:: Records to process ::

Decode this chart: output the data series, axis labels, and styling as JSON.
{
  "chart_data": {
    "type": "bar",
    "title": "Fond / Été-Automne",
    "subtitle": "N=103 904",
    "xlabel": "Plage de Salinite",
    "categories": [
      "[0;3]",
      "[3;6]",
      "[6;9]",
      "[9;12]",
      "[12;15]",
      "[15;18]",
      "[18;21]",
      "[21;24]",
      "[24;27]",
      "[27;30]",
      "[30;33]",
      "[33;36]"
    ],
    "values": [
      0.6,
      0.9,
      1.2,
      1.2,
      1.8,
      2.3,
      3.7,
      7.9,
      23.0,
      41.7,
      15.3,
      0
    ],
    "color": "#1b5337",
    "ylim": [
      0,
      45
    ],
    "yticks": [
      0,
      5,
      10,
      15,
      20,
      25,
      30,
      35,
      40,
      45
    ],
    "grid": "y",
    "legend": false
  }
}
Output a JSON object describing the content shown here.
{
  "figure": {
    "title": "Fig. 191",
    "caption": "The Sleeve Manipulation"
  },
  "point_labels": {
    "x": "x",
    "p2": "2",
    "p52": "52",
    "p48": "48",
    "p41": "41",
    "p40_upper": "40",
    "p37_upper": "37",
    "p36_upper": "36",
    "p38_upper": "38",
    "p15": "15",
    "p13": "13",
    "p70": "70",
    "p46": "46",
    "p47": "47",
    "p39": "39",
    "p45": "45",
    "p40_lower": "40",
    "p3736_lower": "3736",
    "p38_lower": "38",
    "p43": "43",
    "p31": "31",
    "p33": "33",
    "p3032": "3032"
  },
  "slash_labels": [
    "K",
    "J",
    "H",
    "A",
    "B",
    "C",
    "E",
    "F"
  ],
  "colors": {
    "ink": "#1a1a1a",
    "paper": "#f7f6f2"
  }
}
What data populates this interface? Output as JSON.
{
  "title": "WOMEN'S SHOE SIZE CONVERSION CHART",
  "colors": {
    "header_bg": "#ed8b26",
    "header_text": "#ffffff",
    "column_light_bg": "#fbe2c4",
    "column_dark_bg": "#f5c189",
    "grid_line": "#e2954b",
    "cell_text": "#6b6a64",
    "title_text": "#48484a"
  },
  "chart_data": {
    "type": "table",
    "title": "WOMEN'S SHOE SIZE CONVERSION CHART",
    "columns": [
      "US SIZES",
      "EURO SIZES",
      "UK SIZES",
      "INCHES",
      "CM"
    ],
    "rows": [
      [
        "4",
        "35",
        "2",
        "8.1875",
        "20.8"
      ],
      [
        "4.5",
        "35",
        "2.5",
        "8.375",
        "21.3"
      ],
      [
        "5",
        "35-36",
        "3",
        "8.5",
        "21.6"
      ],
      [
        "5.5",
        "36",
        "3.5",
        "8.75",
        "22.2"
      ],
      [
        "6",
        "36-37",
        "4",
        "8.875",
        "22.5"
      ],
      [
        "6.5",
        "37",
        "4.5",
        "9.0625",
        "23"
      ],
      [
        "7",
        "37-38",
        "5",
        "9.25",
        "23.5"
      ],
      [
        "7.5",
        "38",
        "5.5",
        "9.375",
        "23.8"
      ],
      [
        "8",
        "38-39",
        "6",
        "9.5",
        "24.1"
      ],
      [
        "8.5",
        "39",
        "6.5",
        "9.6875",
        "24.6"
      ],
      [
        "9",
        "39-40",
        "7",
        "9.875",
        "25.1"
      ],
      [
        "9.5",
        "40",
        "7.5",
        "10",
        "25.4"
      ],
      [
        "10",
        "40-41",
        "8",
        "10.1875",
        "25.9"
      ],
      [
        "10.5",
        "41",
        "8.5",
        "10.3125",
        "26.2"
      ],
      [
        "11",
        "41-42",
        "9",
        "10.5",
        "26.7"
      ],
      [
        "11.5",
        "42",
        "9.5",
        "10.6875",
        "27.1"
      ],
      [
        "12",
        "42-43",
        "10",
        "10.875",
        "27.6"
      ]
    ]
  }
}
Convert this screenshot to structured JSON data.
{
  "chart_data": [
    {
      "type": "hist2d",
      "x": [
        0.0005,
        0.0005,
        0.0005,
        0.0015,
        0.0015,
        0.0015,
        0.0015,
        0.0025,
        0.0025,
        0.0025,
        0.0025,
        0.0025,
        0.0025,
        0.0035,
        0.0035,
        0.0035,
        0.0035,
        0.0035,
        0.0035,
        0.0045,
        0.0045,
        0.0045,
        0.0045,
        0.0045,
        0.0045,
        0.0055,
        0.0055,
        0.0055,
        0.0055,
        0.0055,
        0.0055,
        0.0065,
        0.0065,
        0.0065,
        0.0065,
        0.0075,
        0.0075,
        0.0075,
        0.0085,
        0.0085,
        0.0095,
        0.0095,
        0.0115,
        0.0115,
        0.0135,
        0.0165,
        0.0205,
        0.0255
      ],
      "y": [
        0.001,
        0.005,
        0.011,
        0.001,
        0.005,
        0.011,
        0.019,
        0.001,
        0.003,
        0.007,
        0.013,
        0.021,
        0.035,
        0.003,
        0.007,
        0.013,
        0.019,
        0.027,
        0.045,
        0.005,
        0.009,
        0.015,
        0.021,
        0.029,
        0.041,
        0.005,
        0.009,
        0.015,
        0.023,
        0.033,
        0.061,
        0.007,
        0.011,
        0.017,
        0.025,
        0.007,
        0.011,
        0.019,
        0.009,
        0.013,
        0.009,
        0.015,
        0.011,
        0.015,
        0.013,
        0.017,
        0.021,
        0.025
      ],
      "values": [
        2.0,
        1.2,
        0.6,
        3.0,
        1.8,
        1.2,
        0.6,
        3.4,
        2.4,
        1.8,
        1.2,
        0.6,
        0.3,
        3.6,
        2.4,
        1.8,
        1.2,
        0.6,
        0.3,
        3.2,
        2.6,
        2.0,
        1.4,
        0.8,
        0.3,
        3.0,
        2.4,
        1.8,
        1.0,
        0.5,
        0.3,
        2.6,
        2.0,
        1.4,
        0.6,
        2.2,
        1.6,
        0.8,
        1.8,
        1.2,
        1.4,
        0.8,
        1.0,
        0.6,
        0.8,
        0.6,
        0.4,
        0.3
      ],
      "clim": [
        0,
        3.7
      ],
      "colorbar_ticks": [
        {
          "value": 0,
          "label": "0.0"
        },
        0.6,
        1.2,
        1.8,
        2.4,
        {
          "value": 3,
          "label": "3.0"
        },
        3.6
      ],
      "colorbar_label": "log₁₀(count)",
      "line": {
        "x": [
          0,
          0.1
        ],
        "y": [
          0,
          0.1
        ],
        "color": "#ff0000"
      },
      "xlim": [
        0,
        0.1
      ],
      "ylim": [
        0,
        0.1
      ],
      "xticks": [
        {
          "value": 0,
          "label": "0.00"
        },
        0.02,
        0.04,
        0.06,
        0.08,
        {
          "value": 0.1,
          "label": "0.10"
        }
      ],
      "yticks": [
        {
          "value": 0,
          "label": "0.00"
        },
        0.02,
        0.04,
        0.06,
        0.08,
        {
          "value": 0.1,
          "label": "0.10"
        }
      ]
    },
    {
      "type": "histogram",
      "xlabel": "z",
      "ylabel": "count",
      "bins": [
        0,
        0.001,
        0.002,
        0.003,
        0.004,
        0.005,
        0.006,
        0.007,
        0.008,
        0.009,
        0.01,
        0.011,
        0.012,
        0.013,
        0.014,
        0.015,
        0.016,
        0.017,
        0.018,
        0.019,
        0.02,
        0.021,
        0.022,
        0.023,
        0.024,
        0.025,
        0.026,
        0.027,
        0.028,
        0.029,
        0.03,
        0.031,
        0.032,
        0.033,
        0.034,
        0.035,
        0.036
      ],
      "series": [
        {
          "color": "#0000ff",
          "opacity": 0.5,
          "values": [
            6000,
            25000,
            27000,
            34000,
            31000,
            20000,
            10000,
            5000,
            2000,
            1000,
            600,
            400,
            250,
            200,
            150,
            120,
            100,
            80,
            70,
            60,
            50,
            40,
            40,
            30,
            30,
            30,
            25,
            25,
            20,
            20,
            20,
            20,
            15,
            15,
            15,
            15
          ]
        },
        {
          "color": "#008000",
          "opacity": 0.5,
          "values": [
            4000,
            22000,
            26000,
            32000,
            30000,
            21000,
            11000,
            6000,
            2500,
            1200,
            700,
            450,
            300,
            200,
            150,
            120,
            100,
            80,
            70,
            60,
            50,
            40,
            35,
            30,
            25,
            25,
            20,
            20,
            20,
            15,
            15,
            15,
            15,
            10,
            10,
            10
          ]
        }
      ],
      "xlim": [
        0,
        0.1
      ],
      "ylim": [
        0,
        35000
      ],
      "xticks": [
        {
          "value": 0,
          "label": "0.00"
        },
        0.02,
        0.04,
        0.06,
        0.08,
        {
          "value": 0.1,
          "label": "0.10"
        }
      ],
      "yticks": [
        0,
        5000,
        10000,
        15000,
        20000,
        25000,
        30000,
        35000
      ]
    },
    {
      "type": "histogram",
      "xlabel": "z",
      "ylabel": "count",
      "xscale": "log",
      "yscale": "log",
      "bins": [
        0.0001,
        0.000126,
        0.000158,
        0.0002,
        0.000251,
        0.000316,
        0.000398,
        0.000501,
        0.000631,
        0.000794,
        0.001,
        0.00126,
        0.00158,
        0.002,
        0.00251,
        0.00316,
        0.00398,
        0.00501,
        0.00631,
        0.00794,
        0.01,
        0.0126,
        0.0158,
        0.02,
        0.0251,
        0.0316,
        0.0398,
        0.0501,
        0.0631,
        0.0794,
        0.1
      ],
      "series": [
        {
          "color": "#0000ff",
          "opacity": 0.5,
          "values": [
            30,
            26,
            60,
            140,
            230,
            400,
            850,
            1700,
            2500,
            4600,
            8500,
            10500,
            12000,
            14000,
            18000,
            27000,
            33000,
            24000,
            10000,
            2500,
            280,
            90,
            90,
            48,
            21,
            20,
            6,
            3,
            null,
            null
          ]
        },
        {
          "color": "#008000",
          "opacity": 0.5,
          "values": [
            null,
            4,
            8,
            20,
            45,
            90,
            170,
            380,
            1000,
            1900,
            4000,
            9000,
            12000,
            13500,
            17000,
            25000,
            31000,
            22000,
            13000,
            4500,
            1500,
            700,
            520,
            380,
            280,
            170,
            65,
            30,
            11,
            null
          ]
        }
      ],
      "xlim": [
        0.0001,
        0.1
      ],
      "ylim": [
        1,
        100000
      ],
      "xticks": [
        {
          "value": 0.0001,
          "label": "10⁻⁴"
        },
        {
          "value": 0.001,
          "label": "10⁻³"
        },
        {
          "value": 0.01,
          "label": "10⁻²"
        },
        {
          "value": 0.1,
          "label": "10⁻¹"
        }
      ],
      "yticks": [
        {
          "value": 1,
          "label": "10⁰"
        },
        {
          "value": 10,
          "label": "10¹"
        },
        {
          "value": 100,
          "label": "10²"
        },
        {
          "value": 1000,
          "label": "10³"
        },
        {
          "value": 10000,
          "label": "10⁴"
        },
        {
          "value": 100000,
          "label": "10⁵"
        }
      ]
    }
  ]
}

:::

-- Work instructions --
How many lines of these entries contain the string "type"? Reply with the number alone.

-- Worked answer --
5